* Task brief *
Extract each line of the records below that contains the word "专题训练".

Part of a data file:
------------------------------------------------

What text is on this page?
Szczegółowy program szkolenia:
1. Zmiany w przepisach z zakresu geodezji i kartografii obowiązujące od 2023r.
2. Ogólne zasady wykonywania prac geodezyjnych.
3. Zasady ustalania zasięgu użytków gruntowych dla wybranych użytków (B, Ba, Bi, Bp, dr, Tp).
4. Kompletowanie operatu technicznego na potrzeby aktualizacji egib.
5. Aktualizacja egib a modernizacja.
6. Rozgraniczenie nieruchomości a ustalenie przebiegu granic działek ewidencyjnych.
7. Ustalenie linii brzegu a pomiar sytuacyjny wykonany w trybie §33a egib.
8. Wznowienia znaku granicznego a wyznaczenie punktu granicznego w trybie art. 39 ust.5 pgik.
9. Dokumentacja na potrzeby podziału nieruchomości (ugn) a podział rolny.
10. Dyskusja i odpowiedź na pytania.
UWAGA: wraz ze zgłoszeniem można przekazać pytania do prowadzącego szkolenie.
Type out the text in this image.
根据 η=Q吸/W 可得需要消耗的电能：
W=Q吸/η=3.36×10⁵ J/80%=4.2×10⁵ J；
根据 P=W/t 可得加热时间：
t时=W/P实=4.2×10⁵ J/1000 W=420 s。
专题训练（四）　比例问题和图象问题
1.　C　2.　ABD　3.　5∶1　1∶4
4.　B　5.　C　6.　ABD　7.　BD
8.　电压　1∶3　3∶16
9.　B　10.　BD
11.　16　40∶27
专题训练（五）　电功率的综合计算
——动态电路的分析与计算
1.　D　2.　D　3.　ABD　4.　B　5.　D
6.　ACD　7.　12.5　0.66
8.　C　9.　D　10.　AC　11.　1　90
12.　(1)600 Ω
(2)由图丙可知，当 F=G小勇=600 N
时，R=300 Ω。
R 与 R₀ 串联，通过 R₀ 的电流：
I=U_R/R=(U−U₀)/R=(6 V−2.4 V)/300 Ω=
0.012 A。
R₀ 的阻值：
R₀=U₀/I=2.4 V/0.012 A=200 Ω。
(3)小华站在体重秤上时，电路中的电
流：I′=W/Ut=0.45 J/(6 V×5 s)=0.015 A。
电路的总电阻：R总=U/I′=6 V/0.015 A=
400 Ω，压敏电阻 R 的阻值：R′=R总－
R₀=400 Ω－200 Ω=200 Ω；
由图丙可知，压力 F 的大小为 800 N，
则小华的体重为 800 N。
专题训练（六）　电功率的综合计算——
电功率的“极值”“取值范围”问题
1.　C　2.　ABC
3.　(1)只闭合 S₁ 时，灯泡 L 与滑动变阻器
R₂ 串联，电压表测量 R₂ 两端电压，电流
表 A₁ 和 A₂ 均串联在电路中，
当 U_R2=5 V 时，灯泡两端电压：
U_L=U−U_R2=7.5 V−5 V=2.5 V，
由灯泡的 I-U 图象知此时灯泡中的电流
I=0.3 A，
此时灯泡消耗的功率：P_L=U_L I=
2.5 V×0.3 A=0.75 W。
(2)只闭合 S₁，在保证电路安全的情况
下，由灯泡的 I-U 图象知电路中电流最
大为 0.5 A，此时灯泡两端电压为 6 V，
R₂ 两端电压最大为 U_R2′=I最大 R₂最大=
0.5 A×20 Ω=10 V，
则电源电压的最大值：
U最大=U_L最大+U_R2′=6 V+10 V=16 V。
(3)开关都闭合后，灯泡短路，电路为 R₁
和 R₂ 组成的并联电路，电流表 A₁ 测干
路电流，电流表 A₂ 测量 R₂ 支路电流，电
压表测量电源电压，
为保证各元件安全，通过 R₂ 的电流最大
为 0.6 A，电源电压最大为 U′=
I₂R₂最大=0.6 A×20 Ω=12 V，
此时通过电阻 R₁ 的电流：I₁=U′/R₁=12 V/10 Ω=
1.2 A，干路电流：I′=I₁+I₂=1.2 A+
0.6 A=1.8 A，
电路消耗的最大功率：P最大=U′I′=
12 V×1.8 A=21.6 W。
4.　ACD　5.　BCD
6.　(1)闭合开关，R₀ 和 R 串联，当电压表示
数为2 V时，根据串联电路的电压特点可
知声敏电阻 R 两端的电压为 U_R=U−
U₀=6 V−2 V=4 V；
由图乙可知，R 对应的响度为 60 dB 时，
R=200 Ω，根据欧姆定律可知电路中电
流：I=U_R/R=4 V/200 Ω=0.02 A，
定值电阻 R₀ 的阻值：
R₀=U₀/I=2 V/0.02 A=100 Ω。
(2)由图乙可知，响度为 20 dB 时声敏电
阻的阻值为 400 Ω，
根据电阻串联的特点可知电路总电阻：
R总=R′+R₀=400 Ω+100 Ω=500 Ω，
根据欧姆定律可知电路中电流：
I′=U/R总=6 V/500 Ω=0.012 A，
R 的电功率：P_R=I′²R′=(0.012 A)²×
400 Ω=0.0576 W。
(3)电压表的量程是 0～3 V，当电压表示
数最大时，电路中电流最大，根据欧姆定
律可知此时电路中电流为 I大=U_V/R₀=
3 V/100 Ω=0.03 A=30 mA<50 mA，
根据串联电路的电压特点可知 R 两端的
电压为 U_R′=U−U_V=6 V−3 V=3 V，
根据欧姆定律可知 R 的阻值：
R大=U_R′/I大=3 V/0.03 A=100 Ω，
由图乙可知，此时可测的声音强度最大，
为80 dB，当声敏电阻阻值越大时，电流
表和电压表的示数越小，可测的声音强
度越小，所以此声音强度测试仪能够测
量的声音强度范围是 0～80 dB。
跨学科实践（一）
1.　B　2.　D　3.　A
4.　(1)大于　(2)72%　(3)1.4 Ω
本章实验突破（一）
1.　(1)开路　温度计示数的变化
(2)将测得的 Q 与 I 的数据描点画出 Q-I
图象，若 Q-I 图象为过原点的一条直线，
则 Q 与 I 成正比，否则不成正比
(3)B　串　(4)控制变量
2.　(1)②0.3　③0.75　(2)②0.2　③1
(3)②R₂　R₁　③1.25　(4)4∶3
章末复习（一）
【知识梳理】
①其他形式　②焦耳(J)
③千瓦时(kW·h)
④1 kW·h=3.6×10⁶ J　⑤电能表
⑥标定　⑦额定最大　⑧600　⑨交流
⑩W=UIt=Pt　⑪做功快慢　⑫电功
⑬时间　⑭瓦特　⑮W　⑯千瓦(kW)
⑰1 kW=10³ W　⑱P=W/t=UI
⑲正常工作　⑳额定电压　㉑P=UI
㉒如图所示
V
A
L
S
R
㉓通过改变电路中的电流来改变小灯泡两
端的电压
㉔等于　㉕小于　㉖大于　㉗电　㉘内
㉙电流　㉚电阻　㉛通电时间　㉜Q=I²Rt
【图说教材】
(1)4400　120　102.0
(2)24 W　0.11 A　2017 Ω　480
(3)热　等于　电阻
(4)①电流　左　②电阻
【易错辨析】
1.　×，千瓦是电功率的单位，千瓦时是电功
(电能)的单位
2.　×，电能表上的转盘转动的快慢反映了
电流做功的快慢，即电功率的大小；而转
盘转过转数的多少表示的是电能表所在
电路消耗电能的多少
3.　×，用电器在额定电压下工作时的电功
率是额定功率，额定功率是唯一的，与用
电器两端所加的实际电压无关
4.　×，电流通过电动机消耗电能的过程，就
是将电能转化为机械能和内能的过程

------------------------------------------------

* Answer for the task *
专题训练（四）　比例问题和图象问题
专题训练（五）　电功率的综合计算
专题训练（六）　电功率的综合计算——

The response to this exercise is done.